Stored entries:
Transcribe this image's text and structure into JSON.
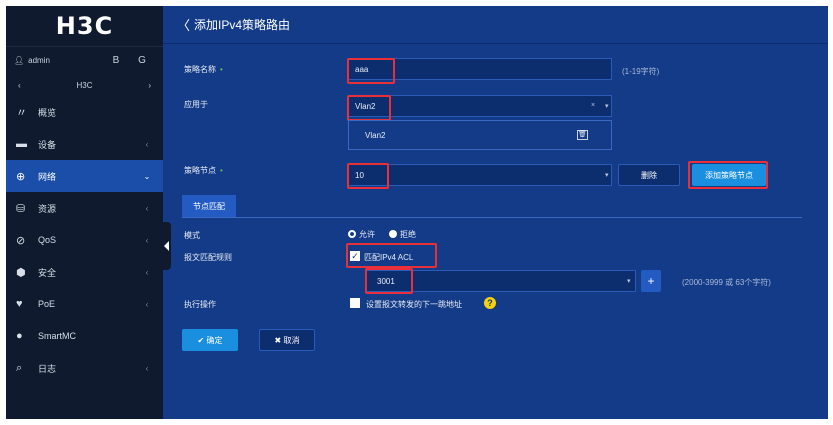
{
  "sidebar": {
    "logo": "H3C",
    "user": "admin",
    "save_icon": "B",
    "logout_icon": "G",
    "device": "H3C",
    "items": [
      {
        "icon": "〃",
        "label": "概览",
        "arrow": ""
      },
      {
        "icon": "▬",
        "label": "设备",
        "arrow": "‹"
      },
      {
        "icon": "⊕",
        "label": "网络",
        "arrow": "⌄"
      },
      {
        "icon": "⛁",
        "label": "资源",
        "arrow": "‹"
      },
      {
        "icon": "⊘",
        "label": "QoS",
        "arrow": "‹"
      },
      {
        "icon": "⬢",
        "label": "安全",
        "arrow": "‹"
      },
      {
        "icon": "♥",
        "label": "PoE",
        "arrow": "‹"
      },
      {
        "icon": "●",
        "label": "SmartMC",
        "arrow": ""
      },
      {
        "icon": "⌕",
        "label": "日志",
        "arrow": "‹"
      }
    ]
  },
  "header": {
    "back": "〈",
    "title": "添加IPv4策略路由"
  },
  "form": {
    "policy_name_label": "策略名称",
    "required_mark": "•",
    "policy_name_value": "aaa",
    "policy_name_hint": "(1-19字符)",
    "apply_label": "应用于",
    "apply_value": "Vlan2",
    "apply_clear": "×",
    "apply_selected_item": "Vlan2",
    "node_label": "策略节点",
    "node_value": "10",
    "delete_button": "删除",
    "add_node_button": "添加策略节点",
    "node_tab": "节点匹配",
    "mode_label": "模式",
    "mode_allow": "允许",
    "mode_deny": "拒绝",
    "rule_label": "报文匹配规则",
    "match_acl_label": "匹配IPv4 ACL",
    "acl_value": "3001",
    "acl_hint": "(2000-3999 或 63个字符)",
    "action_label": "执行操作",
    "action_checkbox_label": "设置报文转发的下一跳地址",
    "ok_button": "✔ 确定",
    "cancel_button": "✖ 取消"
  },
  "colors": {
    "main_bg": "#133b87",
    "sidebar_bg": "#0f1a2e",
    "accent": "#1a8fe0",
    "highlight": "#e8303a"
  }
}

• [WHAT IS REQUIRED]
Quote the material in full and exactly; do not carry over its pictures.

• [TASK SOLUTION]
Transcribe this image's text and structure into JSON.
{
  "sidebar": {
    "logo": "H3C",
    "user": "admin",
    "save_icon": "B",
    "logout_icon": "G",
    "device": "H3C",
    "items": [
      {
        "icon": "〃",
        "label": "概览",
        "arrow": ""
      },
      {
        "icon": "▬",
        "label": "设备",
        "arrow": "‹"
      },
      {
        "icon": "⊕",
        "label": "网络",
        "arrow": "⌄"
      },
      {
        "icon": "⛁",
        "label": "资源",
        "arrow": "‹"
      },
      {
        "icon": "⊘",
        "label": "QoS",
        "arrow": "‹"
      },
      {
        "icon": "⬢",
        "label": "安全",
        "arrow": "‹"
      },
      {
        "icon": "♥",
        "label": "PoE",
        "arrow": "‹"
      },
      {
        "icon": "●",
        "label": "SmartMC",
        "arrow": ""
      },
      {
        "icon": "⌕",
        "label": "日志",
        "arrow": "‹"
      }
    ]
  },
  "header": {
    "back": "〈",
    "title": "添加IPv4策略路由"
  },
  "form": {
    "policy_name_label": "策略名称",
    "required_mark": "•",
    "policy_name_value": "aaa",
    "policy_name_hint": "(1-19字符)",
    "apply_label": "应用于",
    "apply_value": "Vlan2",
    "apply_clear": "×",
    "apply_selected_item": "Vlan2",
    "node_label": "策略节点",
    "node_value": "10",
    "delete_button": "删除",
    "add_node_button": "添加策略节点",
    "node_tab": "节点匹配",
    "mode_label": "模式",
    "mode_allow": "允许",
    "mode_deny": "拒绝",
    "rule_label": "报文匹配规则",
    "match_acl_label": "匹配IPv4 ACL",
    "acl_value": "3001",
    "acl_hint": "(2000-3999 或 63个字符)",
    "action_label": "执行操作",
    "action_checkbox_label": "设置报文转发的下一跳地址",
    "ok_button": "✔ 确定",
    "cancel_button": "✖ 取消"
  },
  "colors": {
    "main_bg": "#133b87",
    "sidebar_bg": "#0f1a2e",
    "accent": "#1a8fe0",
    "highlight": "#e8303a"
  }
}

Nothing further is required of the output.